• _Task details_
Repeat, line for line, the entries printed below.

== Records to process ==

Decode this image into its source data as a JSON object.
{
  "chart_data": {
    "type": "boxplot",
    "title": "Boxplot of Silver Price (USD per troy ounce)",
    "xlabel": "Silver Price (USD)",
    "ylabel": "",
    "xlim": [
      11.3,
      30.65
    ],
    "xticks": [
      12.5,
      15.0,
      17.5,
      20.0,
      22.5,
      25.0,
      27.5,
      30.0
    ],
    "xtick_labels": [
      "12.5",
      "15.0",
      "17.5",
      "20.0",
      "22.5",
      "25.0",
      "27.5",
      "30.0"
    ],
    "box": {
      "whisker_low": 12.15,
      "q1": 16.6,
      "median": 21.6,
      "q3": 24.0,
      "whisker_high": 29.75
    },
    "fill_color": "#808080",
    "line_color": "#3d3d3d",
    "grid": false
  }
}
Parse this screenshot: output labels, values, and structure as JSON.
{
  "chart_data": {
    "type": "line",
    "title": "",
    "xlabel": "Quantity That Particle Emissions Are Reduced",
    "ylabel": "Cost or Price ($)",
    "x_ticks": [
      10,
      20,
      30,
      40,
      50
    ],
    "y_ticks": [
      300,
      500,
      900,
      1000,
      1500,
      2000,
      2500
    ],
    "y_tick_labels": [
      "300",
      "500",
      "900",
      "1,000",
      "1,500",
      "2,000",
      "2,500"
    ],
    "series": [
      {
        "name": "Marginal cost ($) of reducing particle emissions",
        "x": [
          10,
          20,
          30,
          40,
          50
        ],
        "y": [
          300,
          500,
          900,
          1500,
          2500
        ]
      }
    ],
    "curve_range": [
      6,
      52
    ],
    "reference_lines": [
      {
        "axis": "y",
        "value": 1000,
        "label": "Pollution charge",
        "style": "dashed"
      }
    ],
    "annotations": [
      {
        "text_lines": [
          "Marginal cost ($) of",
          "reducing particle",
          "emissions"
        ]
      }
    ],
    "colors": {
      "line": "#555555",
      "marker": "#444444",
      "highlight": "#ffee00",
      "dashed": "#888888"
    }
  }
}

===

• _Result below_
Decode this image into its source data as a JSON object.
{
  "chart_data": {
    "type": "boxplot",
    "title": "Boxplot of Silver Price (USD per troy ounce)",
    "xlabel": "Silver Price (USD)",
    "ylabel": "",
    "xlim": [
      11.3,
      30.65
    ],
    "xticks": [
      12.5,
      15.0,
      17.5,
      20.0,
      22.5,
      25.0,
      27.5,
      30.0
    ],
    "xtick_labels": [
      "12.5",
      "15.0",
      "17.5",
      "20.0",
      "22.5",
      "25.0",
      "27.5",
      "30.0"
    ],
    "box": {
      "whisker_low": 12.15,
      "q1": 16.6,
      "median": 21.6,
      "q3": 24.0,
      "whisker_high": 29.75
    },
    "fill_color": "#808080",
    "line_color": "#3d3d3d",
    "grid": false
  }
}
Parse this screenshot: output labels, values, and structure as JSON.
{
  "chart_data": {
    "type": "line",
    "title": "",
    "xlabel": "Quantity That Particle Emissions Are Reduced",
    "ylabel": "Cost or Price ($)",
    "x_ticks": [
      10,
      20,
      30,
      40,
      50
    ],
    "y_ticks": [
      300,
      500,
      900,
      1000,
      1500,
      2000,
      2500
    ],
    "y_tick_labels": [
      "300",
      "500",
      "900",
      "1,000",
      "1,500",
      "2,000",
      "2,500"
    ],
    "series": [
      {
        "name": "Marginal cost ($) of reducing particle emissions",
        "x": [
          10,
          20,
          30,
          40,
          50
        ],
        "y": [
          300,
          500,
          900,
          1500,
          2500
        ]
      }
    ],
    "curve_range": [
      6,
      52
    ],
    "reference_lines": [
      {
        "axis": "y",
        "value": 1000,
        "label": "Pollution charge",
        "style": "dashed"
      }
    ],
    "annotations": [
      {
        "text_lines": [
          "Marginal cost ($) of",
          "reducing particle",
          "emissions"
        ]
      }
    ],
    "colors": {
      "line": "#555555",
      "marker": "#444444",
      "highlight": "#ffee00",
      "dashed": "#888888"
    }
  }
}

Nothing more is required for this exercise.